Data section -
>>>
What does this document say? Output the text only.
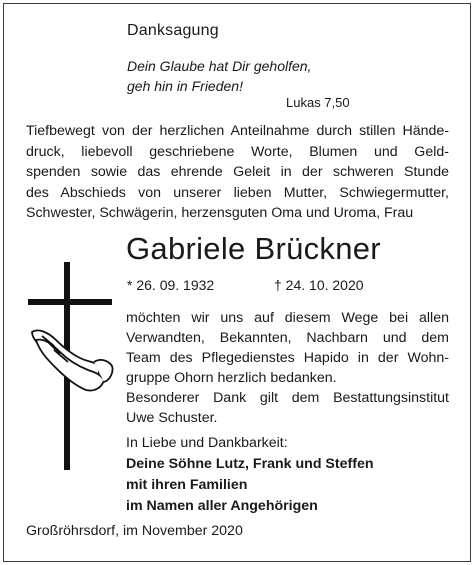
Danksagung
Dein Glaube hat Dir geholfen,
geh hin in Frieden!
Lukas 7,50
Tiefbewegt von der herzlichen Anteilnahme durch stillen Hände-
druck, liebevoll geschriebene Worte, Blumen und Geld-
spenden sowie das ehrende Geleit in der schweren Stunde
des Abschieds von unserer lieben Mutter, Schwiegermutter,
Schwester, Schwägerin, herzensguten Oma und Uroma, Frau
Gabriele Brückner
* 26. 09. 1932	† 24. 10. 2020
möchten wir uns auf diesem Wege bei allen
Verwandten, Bekannten, Nachbarn und dem
Team des Pflegedienstes Hapido in der Wohn-
gruppe Ohorn herzlich bedanken.
Besonderer Dank gilt dem Bestattungsinstitut
Uwe Schuster.
In Liebe und Dankbarkeit:
Deine Söhne Lutz, Frank und Steffen
mit ihren Familien
im Namen aller Angehörigen
Großröhrsdorf, im November 2020
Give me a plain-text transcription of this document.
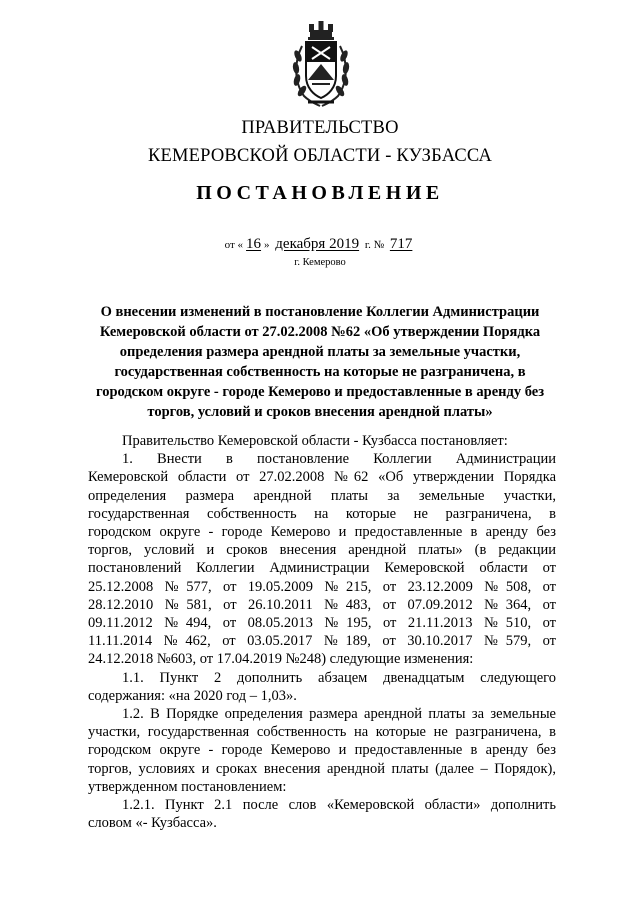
ПРАВИТЕЛЬСТВО
КЕМЕРОВСКОЙ ОБЛАСТИ - КУЗБАССА
ПОСТАНОВЛЕНИЕ
от « 16 » декабря 2019 г. № 717
г. Кемерово
О внесении изменений в постановление Коллегии Администрации
Кемеровской области от 27.02.2008 №62 «Об утверждении Порядка
определения размера арендной платы за земельные участки,
государственная собственность на которые не разграничена, в
городском округе - городе Кемерово и предоставленные в аренду без
торгов, условий и сроков внесения арендной платы»
Правительство Кемеровской области - Кузбасса постановляет:
1. Внести в постановление Коллегии Администрации
Кемеровской области от 27.02.2008 №62 «Об утверждении Порядка
определения размера арендной платы за земельные участки,
государственная собственность на которые не разграничена, в
городском округе - городе Кемерово и предоставленные в аренду без
торгов, условий и сроков внесения арендной платы» (в редакции
постановлений Коллегии Администрации Кемеровской области от
25.12.2008 №577, от 19.05.2009 №215, от 23.12.2009 №508, от
28.12.2010 №581, от 26.10.2011 №483, от 07.09.2012 №364, от
09.11.2012 №494, от 08.05.2013 №195, от 21.11.2013 №510, от
11.11.2014 №462, от 03.05.2017 №189, от 30.10.2017 №579, от
24.12.2018 №603, от 17.04.2019 №248) следующие изменения:
1.1. Пункт 2 дополнить абзацем двенадцатым следующего
содержания: «на 2020 год – 1,03».
1.2. В Порядке определения размера арендной платы за земельные
участки, государственная собственность на которые не разграничена, в
городском округе - городе Кемерово и предоставленные в аренду без
торгов, условиях и сроках внесения арендной платы (далее – Порядок),
утвержденном постановлением:
1.2.1. Пункт 2.1 после слов «Кемеровской области» дополнить
словом «- Кузбасса».
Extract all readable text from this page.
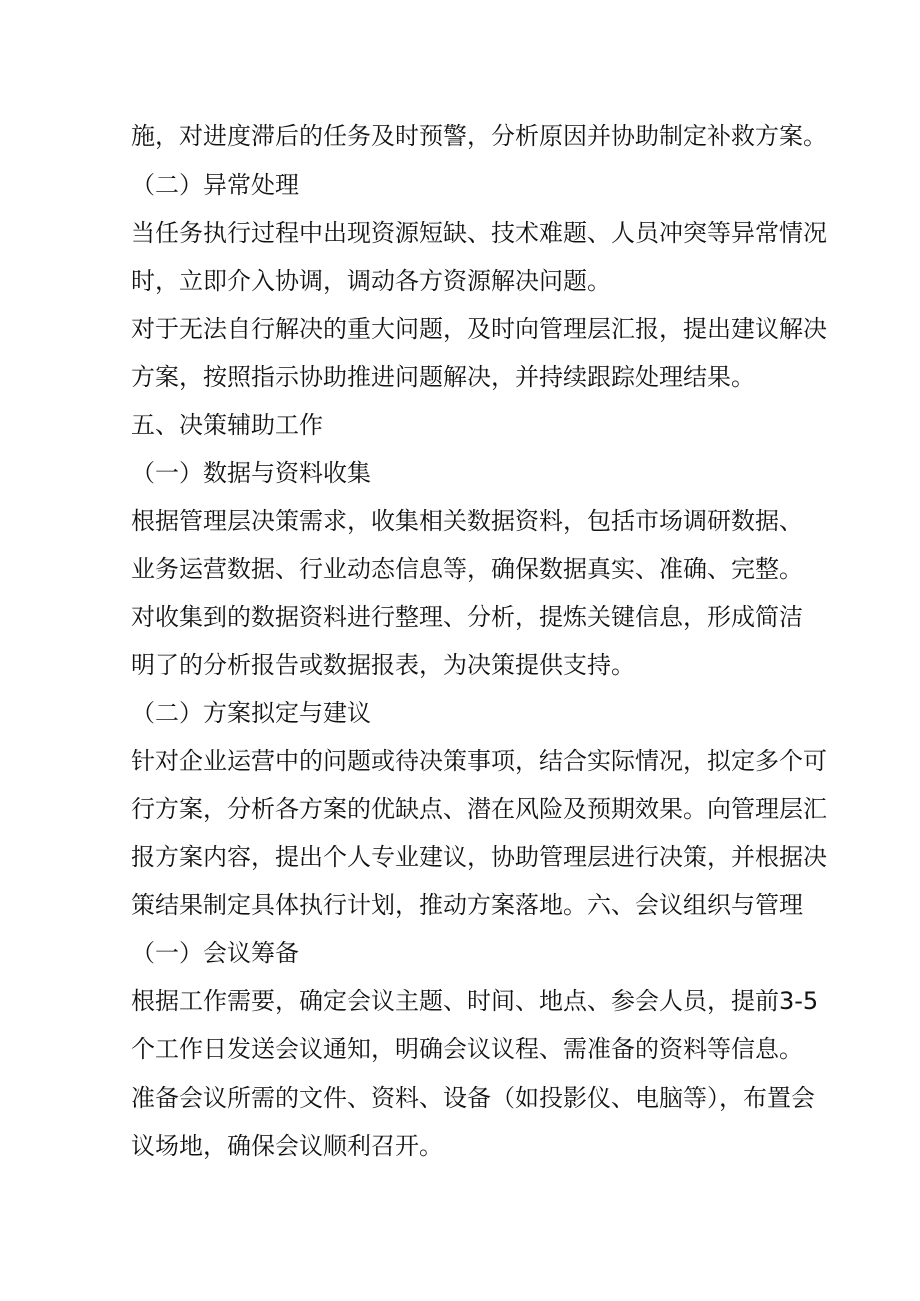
施，对进度滞后的任务及时预警，分析原因并协助制定补救方案。

（二）异常处理

当任务执行过程中出现资源短缺、技术难题、人员冲突等异常情况

时，立即介入协调，调动各方资源解决问题。

对于无法自行解决的重大问题，及时向管理层汇报，提出建议解决

方案，按照指示协助推进问题解决，并持续跟踪处理结果。

五、决策辅助工作

（一）数据与资料收集

根据管理层决策需求，收集相关数据资料，包括市场调研数据、

业务运营数据、行业动态信息等，确保数据真实、准确、完整。

对收集到的数据资料进行整理、分析，提炼关键信息，形成简洁

明了的分析报告或数据报表，为决策提供支持。

（二）方案拟定与建议

针对企业运营中的问题或待决策事项，结合实际情况，拟定多个可

行方案，分析各方案的优缺点、潜在风险及预期效果。向管理层汇

报方案内容，提出个人专业建议，协助管理层进行决策，并根据决

策结果制定具体执行计划，推动方案落地。六、会议组织与管理

（一）会议筹备

根据工作需要，确定会议主题、时间、地点、参会人员，提前3-5

个工作日发送会议通知，明确会议议程、需准备的资料等信息。

准备会议所需的文件、资料、设备（如投影仪、电脑等），布置会

议场地，确保会议顺利召开。
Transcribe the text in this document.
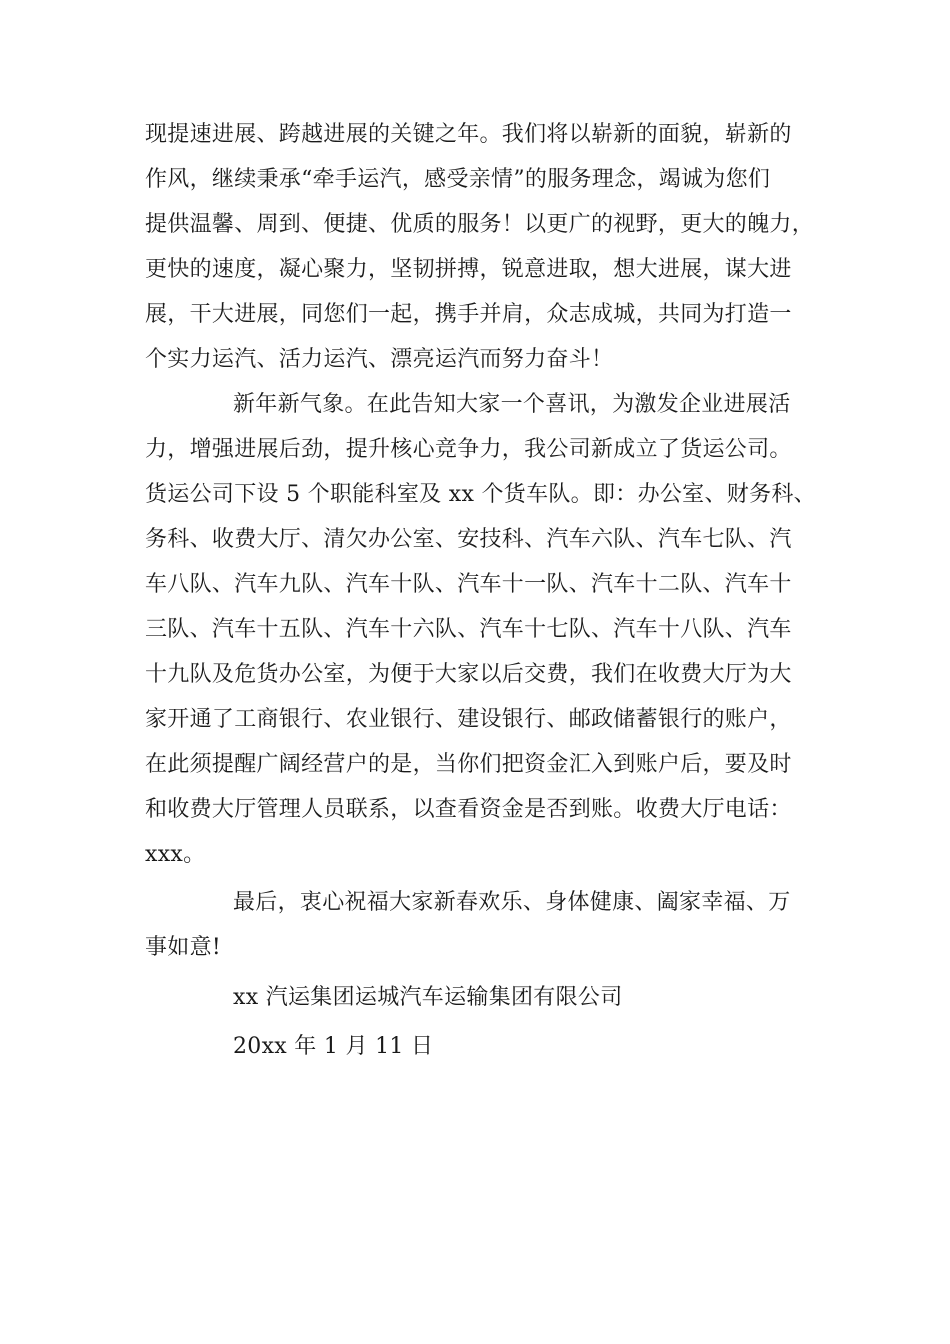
现提速进展、跨越进展的关键之年。我们将以崭新的面貌，崭新的
作风，继续秉承“牵手运汽，感受亲情”的服务理念，竭诚为您们
提供温馨、周到、便捷、优质的服务！以更广的视野，更大的魄力，
更快的速度，凝心聚力，坚韧拼搏，锐意进取，想大进展，谋大进
展，干大进展，同您们一起，携手并肩，众志成城，共同为打造一
个实力运汽、活力运汽、漂亮运汽而努力奋斗！
新年新气象。在此告知大家一个喜讯，为激发企业进展活
力，增强进展后劲，提升核心竞争力，我公司新成立了货运公司。
货运公司下设 5 个职能科室及 xx 个货车队。即：办公室、财务科、
务科、收费大厅、清欠办公室、安技科、汽车六队、汽车七队、汽
车八队、汽车九队、汽车十队、汽车十一队、汽车十二队、汽车十
三队、汽车十五队、汽车十六队、汽车十七队、汽车十八队、汽车
十九队及危货办公室，为便于大家以后交费，我们在收费大厅为大
家开通了工商银行、农业银行、建设银行、邮政储蓄银行的账户，
在此须提醒广阔经营户的是，当你们把资金汇入到账户后，要及时
和收费大厅管理人员联系，以查看资金是否到账。收费大厅电话：
xxx。
最后，衷心祝福大家新春欢乐、身体健康、阖家幸福、万
事如意!
xx 汽运集团运城汽车运输集团有限公司
20xx 年 1 月 11 日
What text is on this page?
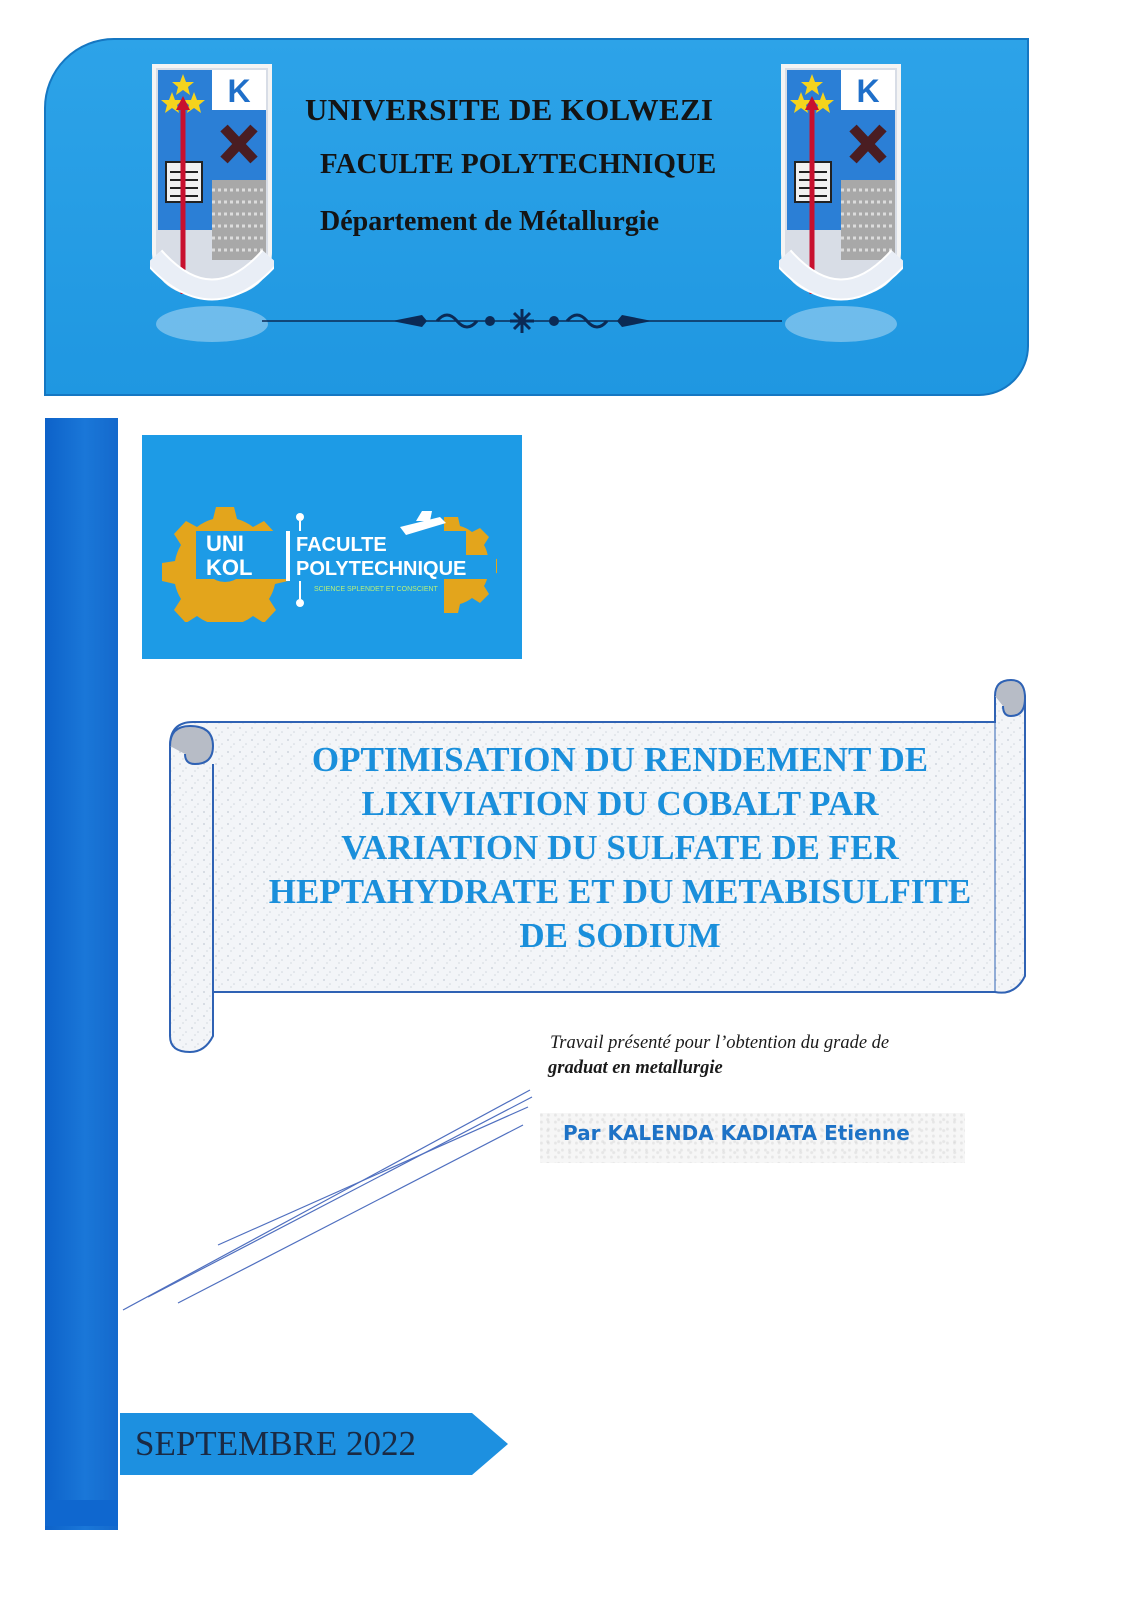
K	K
UNIVERSITE DE KOLWEZI
FACULTE POLYTECHNIQUE
Département de Métallurgie
UNI
KOL
FACULTE
POLYTECHNIQUE
SCIENCE SPLENDET ET CONSCIENT
OPTIMISATION DU RENDEMENT DE
LIXIVIATION DU COBALT PAR
VARIATION DU SULFATE DE FER
HEPTAHYDRATE ET DU METABISULFITE
DE SODIUM
Travail présenté pour l’obtention du grade de
graduat en metallurgie
Par KALENDA KADIATA Etienne
SEPTEMBRE 2022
<<<
Strip the images and reproduce the remaining records precisely.

What does this document say? Output the text only.
Danksagung
Dein Glaube hat Dir geholfen,
geh hin in Frieden!
Lukas 7,50
Tiefbewegt von der herzlichen Anteilnahme durch stillen Hände-
druck, liebevoll geschriebene Worte, Blumen und Geld-
spenden sowie das ehrende Geleit in der schweren Stunde
des Abschieds von unserer lieben Mutter, Schwiegermutter,
Schwester, Schwägerin, herzensguten Oma und Uroma, Frau
Gabriele Brückner
* 26. 09. 1932	† 24. 10. 2020
möchten wir uns auf diesem Wege bei allen
Verwandten, Bekannten, Nachbarn und dem
Team des Pflegedienstes Hapido in der Wohn-
gruppe Ohorn herzlich bedanken.
Besonderer Dank gilt dem Bestattungsinstitut
Uwe Schuster.
In Liebe und Dankbarkeit:
Deine Söhne Lutz, Frank und Steffen
mit ihren Familien
im Namen aller Angehörigen
Großröhrsdorf, im November 2020
Give me a plain-text transcription of this document.
ПРАВИТЕЛЬСТВО
КЕМЕРОВСКОЙ ОБЛАСТИ - КУЗБАССА
ПОСТАНОВЛЕНИЕ
от « 16 » декабря 2019 г. № 717
г. Кемерово
О внесении изменений в постановление Коллегии Администрации
Кемеровской области от 27.02.2008 №62 «Об утверждении Порядка
определения размера арендной платы за земельные участки,
государственная собственность на которые не разграничена, в
городском округе - городе Кемерово и предоставленные в аренду без
торгов, условий и сроков внесения арендной платы»
Правительство Кемеровской области - Кузбасса постановляет:
1. Внести в постановление Коллегии Администрации
Кемеровской области от 27.02.2008 №62 «Об утверждении Порядка
определения размера арендной платы за земельные участки,
государственная собственность на которые не разграничена, в
городском округе - городе Кемерово и предоставленные в аренду без
торгов, условий и сроков внесения арендной платы» (в редакции
постановлений Коллегии Администрации Кемеровской области от
25.12.2008 №577, от 19.05.2009 №215, от 23.12.2009 №508, от
28.12.2010 №581, от 26.10.2011 №483, от 07.09.2012 №364, от
09.11.2012 №494, от 08.05.2013 №195, от 21.11.2013 №510, от
11.11.2014 №462, от 03.05.2017 №189, от 30.10.2017 №579, от
24.12.2018 №603, от 17.04.2019 №248) следующие изменения:
1.1. Пункт 2 дополнить абзацем двенадцатым следующего
содержания: «на 2020 год – 1,03».
1.2. В Порядке определения размера арендной платы за земельные
участки, государственная собственность на которые не разграничена, в
городском округе - городе Кемерово и предоставленные в аренду без
торгов, условиях и сроках внесения арендной платы (далее – Порядок),
утвержденном постановлением:
1.2.1. Пункт 2.1 после слов «Кемеровской области» дополнить
словом «- Кузбасса».
Extract all readable text from this page.
施，对进度滞后的任务及时预警，分析原因并协助制定补救方案。

（二）异常处理

当任务执行过程中出现资源短缺、技术难题、人员冲突等异常情况

时，立即介入协调，调动各方资源解决问题。

对于无法自行解决的重大问题，及时向管理层汇报，提出建议解决

方案，按照指示协助推进问题解决，并持续跟踪处理结果。

五、决策辅助工作

（一）数据与资料收集

根据管理层决策需求，收集相关数据资料，包括市场调研数据、

业务运营数据、行业动态信息等，确保数据真实、准确、完整。

对收集到的数据资料进行整理、分析，提炼关键信息，形成简洁

明了的分析报告或数据报表，为决策提供支持。

（二）方案拟定与建议

针对企业运营中的问题或待决策事项，结合实际情况，拟定多个可

行方案，分析各方案的优缺点、潜在风险及预期效果。向管理层汇

报方案内容，提出个人专业建议，协助管理层进行决策，并根据决

策结果制定具体执行计划，推动方案落地。六、会议组织与管理

（一）会议筹备

根据工作需要，确定会议主题、时间、地点、参会人员，提前3-5

个工作日发送会议通知，明确会议议程、需准备的资料等信息。

准备会议所需的文件、资料、设备（如投影仪、电脑等），布置会

议场地，确保会议顺利召开。
Transcribe the text in this document.
现提速进展、跨越进展的关键之年。我们将以崭新的面貌，崭新的
作风，继续秉承“牵手运汽，感受亲情”的服务理念，竭诚为您们
提供温馨、周到、便捷、优质的服务！以更广的视野，更大的魄力，
更快的速度，凝心聚力，坚韧拼搏，锐意进取，想大进展，谋大进
展，干大进展，同您们一起，携手并肩，众志成城，共同为打造一
个实力运汽、活力运汽、漂亮运汽而努力奋斗！
新年新气象。在此告知大家一个喜讯，为激发企业进展活
力，增强进展后劲，提升核心竞争力，我公司新成立了货运公司。
货运公司下设 5 个职能科室及 xx 个货车队。即：办公室、财务科、
务科、收费大厅、清欠办公室、安技科、汽车六队、汽车七队、汽
车八队、汽车九队、汽车十队、汽车十一队、汽车十二队、汽车十
三队、汽车十五队、汽车十六队、汽车十七队、汽车十八队、汽车
十九队及危货办公室，为便于大家以后交费，我们在收费大厅为大
家开通了工商银行、农业银行、建设银行、邮政储蓄银行的账户，
在此须提醒广阔经营户的是，当你们把资金汇入到账户后，要及时
和收费大厅管理人员联系，以查看资金是否到账。收费大厅电话：
xxx。
最后，衷心祝福大家新春欢乐、身体健康、阖家幸福、万
事如意!
xx 汽运集团运城汽车运输集团有限公司
20xx 年 1 月 11 日
What text is on this page?
K	K
UNIVERSITE DE KOLWEZI
FACULTE POLYTECHNIQUE
Département de Métallurgie
UNI
KOL
FACULTE
POLYTECHNIQUE
SCIENCE SPLENDET ET CONSCIENT
OPTIMISATION DU RENDEMENT DE
LIXIVIATION DU COBALT PAR
VARIATION DU SULFATE DE FER
HEPTAHYDRATE ET DU METABISULFITE
DE SODIUM
Travail présenté pour l’obtention du grade de
graduat en metallurgie
Par KALENDA KADIATA Etienne
SEPTEMBRE 2022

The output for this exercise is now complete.